MATERIAL SUPPLIED
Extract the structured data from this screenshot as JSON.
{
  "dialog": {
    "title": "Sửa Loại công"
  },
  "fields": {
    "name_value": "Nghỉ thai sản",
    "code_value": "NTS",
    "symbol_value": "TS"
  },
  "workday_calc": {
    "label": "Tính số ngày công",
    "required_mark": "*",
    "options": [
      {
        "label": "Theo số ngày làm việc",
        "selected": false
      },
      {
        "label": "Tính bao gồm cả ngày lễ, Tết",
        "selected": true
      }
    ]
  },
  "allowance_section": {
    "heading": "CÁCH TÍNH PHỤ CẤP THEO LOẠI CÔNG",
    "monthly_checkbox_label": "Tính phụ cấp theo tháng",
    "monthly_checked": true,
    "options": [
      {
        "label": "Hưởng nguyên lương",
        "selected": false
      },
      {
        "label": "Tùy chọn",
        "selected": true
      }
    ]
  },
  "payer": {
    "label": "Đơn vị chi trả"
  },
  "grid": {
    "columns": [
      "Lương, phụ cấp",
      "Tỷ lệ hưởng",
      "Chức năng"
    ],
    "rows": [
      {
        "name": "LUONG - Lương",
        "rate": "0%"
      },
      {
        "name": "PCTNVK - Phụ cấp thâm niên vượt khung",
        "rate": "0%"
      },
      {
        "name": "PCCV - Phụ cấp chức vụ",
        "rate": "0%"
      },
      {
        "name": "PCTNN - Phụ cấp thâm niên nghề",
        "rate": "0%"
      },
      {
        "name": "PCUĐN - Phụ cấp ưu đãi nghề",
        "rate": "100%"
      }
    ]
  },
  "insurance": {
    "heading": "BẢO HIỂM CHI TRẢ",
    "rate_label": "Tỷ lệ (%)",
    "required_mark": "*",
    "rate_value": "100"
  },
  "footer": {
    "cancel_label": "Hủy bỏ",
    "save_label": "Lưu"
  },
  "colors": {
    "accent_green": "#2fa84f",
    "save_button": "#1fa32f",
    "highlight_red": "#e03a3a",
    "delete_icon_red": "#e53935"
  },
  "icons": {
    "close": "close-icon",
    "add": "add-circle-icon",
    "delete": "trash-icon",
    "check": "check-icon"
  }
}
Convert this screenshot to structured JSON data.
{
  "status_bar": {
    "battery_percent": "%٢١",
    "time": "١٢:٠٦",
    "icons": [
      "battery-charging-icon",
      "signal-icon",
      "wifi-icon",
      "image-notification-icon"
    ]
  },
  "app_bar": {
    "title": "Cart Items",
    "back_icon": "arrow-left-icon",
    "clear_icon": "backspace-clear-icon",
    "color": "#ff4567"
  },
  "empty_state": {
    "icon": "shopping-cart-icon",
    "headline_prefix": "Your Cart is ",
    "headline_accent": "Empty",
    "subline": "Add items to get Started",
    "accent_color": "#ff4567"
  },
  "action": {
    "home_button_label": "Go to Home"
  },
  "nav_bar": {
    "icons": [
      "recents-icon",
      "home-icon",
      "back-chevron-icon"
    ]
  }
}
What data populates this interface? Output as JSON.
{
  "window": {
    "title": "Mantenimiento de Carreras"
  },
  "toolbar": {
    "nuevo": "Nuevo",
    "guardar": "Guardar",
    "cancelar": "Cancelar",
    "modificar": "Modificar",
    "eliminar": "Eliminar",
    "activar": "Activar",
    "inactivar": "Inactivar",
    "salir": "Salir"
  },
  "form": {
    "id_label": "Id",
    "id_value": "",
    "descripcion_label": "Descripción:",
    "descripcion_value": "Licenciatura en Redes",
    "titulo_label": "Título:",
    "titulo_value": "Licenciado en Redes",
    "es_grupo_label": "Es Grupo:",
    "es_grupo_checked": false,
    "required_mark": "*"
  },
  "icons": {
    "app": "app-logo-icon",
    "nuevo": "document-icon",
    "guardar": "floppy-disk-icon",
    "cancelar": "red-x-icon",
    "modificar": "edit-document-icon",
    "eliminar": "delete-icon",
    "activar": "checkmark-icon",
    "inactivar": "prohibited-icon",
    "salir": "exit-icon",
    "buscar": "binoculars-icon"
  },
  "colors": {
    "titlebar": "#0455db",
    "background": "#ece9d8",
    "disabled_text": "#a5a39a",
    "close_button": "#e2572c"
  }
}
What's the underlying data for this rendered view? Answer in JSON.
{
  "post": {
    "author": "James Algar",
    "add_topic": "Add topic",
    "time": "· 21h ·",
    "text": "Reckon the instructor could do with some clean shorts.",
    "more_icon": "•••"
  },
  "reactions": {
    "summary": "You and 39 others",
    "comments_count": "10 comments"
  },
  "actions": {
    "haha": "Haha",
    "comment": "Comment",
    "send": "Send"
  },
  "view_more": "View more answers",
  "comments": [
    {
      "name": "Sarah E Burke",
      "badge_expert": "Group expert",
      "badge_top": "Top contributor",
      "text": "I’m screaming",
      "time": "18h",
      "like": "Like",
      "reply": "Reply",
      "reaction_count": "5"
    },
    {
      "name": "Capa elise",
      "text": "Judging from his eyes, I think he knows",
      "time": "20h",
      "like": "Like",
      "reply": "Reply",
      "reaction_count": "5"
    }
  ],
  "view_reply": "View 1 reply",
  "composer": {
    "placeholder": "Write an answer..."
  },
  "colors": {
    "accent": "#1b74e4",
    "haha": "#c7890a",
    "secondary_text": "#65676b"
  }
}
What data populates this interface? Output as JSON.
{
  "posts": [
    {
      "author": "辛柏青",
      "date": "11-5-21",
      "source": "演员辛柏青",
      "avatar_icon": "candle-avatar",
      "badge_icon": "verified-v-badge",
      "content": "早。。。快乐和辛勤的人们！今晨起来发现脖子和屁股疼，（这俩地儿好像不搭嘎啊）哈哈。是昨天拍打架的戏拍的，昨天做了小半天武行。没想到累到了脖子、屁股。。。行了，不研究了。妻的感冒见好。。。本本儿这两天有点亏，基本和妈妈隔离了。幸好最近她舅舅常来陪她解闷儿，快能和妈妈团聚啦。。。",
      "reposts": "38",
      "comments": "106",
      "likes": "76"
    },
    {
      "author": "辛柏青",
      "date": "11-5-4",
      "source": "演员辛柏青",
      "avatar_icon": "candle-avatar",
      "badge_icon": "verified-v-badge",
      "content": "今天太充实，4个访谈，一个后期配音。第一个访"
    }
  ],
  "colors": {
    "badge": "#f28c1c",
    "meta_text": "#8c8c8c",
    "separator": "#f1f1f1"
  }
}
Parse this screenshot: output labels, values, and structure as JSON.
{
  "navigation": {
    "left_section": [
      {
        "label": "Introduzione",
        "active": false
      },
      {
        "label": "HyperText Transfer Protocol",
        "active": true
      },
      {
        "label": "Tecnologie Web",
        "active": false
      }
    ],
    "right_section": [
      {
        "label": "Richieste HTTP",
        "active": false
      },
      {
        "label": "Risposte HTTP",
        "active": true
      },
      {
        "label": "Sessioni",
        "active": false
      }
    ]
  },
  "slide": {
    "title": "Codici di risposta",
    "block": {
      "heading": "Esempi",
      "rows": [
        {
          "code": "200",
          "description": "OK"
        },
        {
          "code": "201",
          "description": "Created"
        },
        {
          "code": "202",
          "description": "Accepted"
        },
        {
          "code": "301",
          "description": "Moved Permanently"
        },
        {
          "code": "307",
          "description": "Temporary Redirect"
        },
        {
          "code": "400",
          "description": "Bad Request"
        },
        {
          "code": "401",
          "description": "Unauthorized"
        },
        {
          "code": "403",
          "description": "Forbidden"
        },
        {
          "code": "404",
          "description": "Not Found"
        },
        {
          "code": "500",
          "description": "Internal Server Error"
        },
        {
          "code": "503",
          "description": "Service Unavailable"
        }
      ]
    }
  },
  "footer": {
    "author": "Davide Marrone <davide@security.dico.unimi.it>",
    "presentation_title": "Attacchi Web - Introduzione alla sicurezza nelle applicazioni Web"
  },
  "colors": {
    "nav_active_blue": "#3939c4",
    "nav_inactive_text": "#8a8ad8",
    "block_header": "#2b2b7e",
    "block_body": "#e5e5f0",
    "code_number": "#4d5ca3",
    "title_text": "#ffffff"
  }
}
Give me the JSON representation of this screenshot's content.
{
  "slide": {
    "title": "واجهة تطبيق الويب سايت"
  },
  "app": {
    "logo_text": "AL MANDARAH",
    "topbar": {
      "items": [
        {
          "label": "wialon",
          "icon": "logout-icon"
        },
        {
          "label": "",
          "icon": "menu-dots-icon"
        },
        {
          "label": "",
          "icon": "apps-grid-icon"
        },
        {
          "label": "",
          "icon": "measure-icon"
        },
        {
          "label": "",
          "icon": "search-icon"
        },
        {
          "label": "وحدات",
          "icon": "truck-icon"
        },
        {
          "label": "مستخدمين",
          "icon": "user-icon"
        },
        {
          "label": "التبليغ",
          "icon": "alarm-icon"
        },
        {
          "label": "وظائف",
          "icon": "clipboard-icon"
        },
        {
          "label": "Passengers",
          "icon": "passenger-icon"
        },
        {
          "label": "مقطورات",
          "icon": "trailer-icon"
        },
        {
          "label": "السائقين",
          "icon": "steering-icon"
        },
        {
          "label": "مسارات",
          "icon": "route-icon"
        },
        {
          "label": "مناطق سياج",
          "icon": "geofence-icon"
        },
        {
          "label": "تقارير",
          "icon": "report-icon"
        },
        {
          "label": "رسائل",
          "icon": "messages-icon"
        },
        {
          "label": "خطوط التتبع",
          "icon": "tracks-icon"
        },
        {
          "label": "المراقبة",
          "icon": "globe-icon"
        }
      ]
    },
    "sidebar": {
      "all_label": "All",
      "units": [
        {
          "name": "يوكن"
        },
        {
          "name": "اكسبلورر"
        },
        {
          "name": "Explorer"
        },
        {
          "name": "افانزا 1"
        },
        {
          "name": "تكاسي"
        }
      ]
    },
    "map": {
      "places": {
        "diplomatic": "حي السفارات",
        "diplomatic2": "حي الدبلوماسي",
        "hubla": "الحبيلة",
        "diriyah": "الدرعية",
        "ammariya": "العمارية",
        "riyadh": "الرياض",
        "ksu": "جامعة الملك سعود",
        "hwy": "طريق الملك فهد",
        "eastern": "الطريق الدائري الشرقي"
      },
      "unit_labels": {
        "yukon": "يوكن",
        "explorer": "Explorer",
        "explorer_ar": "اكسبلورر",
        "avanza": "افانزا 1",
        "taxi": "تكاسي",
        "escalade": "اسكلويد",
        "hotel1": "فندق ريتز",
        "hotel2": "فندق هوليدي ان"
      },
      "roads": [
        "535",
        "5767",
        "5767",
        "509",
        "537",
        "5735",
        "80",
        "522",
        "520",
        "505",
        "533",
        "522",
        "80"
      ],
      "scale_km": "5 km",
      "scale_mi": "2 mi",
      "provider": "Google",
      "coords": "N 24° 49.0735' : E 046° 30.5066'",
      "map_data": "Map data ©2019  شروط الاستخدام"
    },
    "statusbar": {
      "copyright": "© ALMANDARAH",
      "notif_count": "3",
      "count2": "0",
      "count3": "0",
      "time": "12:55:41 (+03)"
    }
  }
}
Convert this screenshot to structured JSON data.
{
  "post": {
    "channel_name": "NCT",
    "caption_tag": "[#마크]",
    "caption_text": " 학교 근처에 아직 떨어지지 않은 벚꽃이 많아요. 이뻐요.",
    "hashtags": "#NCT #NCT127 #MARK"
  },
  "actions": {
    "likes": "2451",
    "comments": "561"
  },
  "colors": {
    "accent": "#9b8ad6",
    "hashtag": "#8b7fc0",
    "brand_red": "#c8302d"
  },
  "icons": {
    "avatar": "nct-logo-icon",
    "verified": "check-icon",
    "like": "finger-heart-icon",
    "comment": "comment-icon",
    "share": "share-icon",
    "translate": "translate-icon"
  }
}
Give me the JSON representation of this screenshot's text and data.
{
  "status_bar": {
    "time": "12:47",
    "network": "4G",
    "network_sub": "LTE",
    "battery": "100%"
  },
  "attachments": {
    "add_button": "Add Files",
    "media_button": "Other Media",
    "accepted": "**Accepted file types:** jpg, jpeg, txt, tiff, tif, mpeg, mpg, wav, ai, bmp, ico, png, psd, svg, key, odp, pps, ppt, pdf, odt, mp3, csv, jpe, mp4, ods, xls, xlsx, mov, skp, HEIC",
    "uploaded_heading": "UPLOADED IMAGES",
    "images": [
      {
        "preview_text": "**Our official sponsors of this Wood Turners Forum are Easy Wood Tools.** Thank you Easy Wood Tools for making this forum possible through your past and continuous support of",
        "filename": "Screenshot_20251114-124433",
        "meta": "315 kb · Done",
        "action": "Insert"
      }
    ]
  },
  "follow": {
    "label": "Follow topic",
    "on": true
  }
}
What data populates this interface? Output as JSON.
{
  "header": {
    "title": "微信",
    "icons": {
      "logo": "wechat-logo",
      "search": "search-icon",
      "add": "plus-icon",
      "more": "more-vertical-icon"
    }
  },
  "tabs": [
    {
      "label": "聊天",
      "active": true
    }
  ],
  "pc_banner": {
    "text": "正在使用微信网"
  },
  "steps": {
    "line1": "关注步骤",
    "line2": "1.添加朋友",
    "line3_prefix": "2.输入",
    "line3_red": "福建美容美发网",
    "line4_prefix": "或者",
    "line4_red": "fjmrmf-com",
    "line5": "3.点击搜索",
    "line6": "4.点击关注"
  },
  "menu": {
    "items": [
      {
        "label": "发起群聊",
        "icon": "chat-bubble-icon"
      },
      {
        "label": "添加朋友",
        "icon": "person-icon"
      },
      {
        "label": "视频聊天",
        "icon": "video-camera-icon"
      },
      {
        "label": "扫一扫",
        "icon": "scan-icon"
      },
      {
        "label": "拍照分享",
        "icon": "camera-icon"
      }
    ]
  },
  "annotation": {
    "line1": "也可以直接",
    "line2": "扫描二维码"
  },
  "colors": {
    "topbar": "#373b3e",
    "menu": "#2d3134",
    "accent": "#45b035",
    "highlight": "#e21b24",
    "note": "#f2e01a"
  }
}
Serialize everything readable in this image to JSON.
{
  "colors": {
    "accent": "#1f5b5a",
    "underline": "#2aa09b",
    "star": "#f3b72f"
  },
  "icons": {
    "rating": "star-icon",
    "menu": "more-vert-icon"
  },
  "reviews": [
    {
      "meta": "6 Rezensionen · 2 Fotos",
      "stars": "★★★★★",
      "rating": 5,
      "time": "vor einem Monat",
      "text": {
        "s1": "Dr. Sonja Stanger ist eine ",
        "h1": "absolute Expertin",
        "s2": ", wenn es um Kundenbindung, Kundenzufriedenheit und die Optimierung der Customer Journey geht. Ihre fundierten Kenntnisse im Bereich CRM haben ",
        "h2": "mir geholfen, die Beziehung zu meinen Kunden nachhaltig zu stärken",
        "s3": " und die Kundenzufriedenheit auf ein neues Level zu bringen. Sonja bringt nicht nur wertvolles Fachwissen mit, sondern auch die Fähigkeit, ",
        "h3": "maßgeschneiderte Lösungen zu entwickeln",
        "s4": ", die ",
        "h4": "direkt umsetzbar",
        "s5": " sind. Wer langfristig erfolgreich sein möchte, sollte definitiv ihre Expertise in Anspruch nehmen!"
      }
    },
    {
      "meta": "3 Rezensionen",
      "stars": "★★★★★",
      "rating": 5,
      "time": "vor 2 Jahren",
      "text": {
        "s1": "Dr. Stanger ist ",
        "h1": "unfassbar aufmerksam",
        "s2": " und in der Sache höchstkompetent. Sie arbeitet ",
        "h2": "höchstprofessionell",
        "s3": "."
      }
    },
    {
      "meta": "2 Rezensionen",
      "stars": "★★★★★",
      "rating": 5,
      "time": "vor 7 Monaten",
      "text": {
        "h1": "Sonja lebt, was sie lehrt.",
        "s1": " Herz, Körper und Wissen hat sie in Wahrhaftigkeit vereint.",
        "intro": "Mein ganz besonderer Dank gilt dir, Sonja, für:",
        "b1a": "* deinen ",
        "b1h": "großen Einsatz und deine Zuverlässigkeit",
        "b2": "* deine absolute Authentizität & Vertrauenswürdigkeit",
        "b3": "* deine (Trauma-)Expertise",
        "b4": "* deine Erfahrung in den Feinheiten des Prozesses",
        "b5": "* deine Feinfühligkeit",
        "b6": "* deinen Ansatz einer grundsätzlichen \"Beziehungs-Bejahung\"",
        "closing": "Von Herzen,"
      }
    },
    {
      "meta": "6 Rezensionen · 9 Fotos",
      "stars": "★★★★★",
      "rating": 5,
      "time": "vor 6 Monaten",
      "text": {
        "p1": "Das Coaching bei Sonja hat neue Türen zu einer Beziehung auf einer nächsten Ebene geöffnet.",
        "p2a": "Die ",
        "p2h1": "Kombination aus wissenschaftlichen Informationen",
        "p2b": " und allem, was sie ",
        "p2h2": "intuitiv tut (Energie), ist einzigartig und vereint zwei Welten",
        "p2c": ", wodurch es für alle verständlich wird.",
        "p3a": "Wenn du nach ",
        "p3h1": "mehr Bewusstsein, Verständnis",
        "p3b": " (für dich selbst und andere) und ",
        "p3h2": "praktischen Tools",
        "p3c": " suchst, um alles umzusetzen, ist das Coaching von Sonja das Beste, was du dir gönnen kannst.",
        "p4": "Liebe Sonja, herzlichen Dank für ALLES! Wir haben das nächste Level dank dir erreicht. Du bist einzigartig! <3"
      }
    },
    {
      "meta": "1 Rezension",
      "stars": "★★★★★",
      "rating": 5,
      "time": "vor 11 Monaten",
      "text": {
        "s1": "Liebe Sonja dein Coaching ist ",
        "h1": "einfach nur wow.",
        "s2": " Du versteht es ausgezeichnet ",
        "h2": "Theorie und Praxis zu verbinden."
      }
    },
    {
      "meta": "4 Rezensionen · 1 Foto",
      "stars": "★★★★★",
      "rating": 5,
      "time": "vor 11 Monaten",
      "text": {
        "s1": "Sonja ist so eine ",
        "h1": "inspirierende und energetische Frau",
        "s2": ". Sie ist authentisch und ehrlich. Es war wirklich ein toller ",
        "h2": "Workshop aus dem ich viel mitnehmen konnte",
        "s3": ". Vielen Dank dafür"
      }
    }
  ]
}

WRITTEN EXERCISE
Within the entries above, work out how many lines contain the word "document". The number alone is the answer.

FINISHED TASK
2